* Direction:
Return each line containing the string "小型ビル".
## Start Information given
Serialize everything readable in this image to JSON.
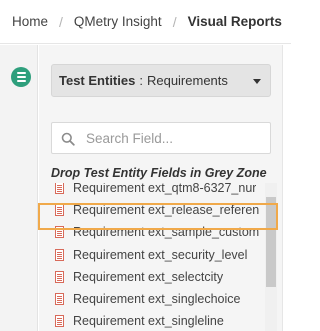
{
  "breadcrumb": {
    "items": [
      {
        "label": "Home"
      },
      {
        "label": "QMetry Insight"
      },
      {
        "label": "Visual Reports"
      }
    ],
    "separator": "/"
  },
  "sidebar": {
    "icon": "list-icon",
    "accent": "#2e9f7c"
  },
  "entity_select": {
    "label": "Test Entities",
    "separator": ":",
    "value": "Requirements"
  },
  "search": {
    "placeholder": "Search Field...",
    "value": ""
  },
  "zone_title": "Drop Test Entity Fields in Grey Zone",
  "fields": [
    {
      "label": "Requirement ext_qtm8-6327_nur"
    },
    {
      "label": "Requirement ext_release_referen"
    },
    {
      "label": "Requirement ext_sample_custom"
    },
    {
      "label": "Requirement ext_security_level"
    },
    {
      "label": "Requirement ext_selectcity"
    },
    {
      "label": "Requirement ext_singlechoice"
    },
    {
      "label": "Requirement ext_singleline"
    }
  ],
  "highlighted_field_index": 1,
  "colors": {
    "highlight": "#f0a94a",
    "field_icon": "#d86a5a"
  }
}
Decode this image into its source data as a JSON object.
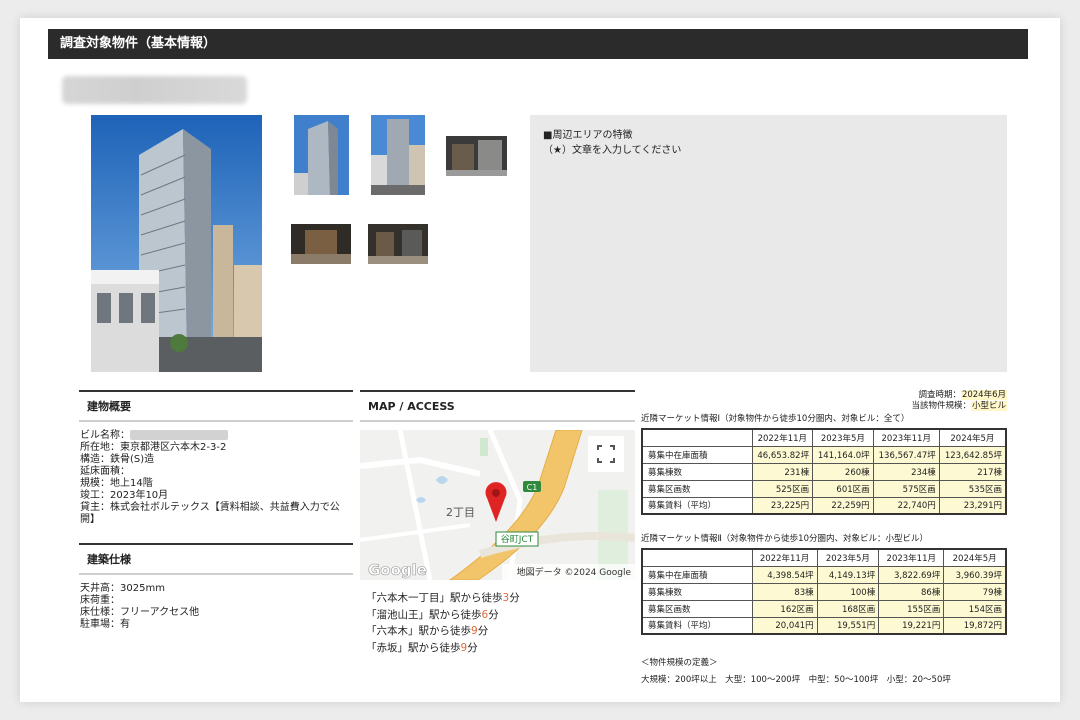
{
  "header": {
    "title": "調査対象物件（基本情報）"
  },
  "feature_area": {
    "heading": "■周辺エリアの特徴",
    "placeholder": "（★）文章を入力してください"
  },
  "building": {
    "title": "建物概要",
    "name_label": "ビル名称：",
    "rows": [
      "所在地：東京都港区六本木2-3-2",
      "構造：鉄骨(S)造",
      "延床面積：",
      "規模：地上14階",
      "竣工：2023年10月",
      "貸主：株式会社ボルテックス【賃料相談、共益費入力で公開】"
    ]
  },
  "spec": {
    "title": "建築仕様",
    "rows": [
      "天井高：3025mm",
      "床荷重：",
      "床仕様：フリーアクセス他",
      "駐車場：有"
    ]
  },
  "map": {
    "title": "MAP / ACCESS",
    "area_label": "2丁目",
    "route_label": "C1",
    "jct_label": "谷町JCT",
    "logo": "Google",
    "attribution": "地図データ ©2024 Google",
    "access": [
      {
        "pre": "「六本木一丁目」駅から徒歩",
        "min": "3",
        "post": "分"
      },
      {
        "pre": "「溜池山王」駅から徒歩",
        "min": "6",
        "post": "分"
      },
      {
        "pre": "「六本木」駅から徒歩",
        "min": "9",
        "post": "分"
      },
      {
        "pre": "「赤坂」駅から徒歩",
        "min": "9",
        "post": "分"
      }
    ]
  },
  "survey": {
    "period_label": "調査時期：",
    "period_value": "2024年6月",
    "scale_label": "当該物件規模：",
    "scale_value": "小型ビル"
  },
  "market1": {
    "caption": "近隣マーケット情報Ⅰ（対象物件から徒歩10分圏内、対象ビル：全て）",
    "headers": [
      "2022年11月",
      "2023年5月",
      "2023年11月",
      "2024年5月"
    ],
    "rows": [
      {
        "label": "募集中在庫面積",
        "values": [
          "46,653.82坪",
          "141,164.0坪",
          "136,567.47坪",
          "123,642.85坪"
        ]
      },
      {
        "label": "募集棟数",
        "values": [
          "231棟",
          "260棟",
          "234棟",
          "217棟"
        ]
      },
      {
        "label": "募集区画数",
        "values": [
          "525区画",
          "601区画",
          "575区画",
          "535区画"
        ]
      },
      {
        "label": "募集賃料（平均）",
        "values": [
          "23,225円",
          "22,259円",
          "22,740円",
          "23,291円"
        ]
      }
    ]
  },
  "market2": {
    "caption": "近隣マーケット情報Ⅱ（対象物件から徒歩10分圏内、対象ビル：小型ビル）",
    "headers": [
      "2022年11月",
      "2023年5月",
      "2023年11月",
      "2024年5月"
    ],
    "rows": [
      {
        "label": "募集中在庫面積",
        "values": [
          "4,398.54坪",
          "4,149.13坪",
          "3,822.69坪",
          "3,960.39坪"
        ]
      },
      {
        "label": "募集棟数",
        "values": [
          "83棟",
          "100棟",
          "86棟",
          "79棟"
        ]
      },
      {
        "label": "募集区画数",
        "values": [
          "162区画",
          "168区画",
          "155区画",
          "154区画"
        ]
      },
      {
        "label": "募集賃料（平均）",
        "values": [
          "20,041円",
          "19,551円",
          "19,221円",
          "19,872円"
        ]
      }
    ]
  },
  "definition": {
    "title": "＜物件規模の定義＞",
    "text": "大規模：200坪以上　大型：100〜200坪　中型：50〜100坪　小型：20〜50坪"
  },
  "icons": {
    "fullscreen": "fullscreen-icon",
    "pin": "map-pin-icon"
  },
  "colors": {
    "header_bg": "#2b2b2b",
    "highlight": "#fdf9d3",
    "walk_minutes": "#e06a3a",
    "pin": "#e02424",
    "expressway": "#f3c56a"
  }
}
## End Information given
* Response to this task:
    "scale_value": "小型ビル"
    "caption": "近隣マーケット情報Ⅱ（対象物件から徒歩10分圏内、対象ビル：小型ビル）",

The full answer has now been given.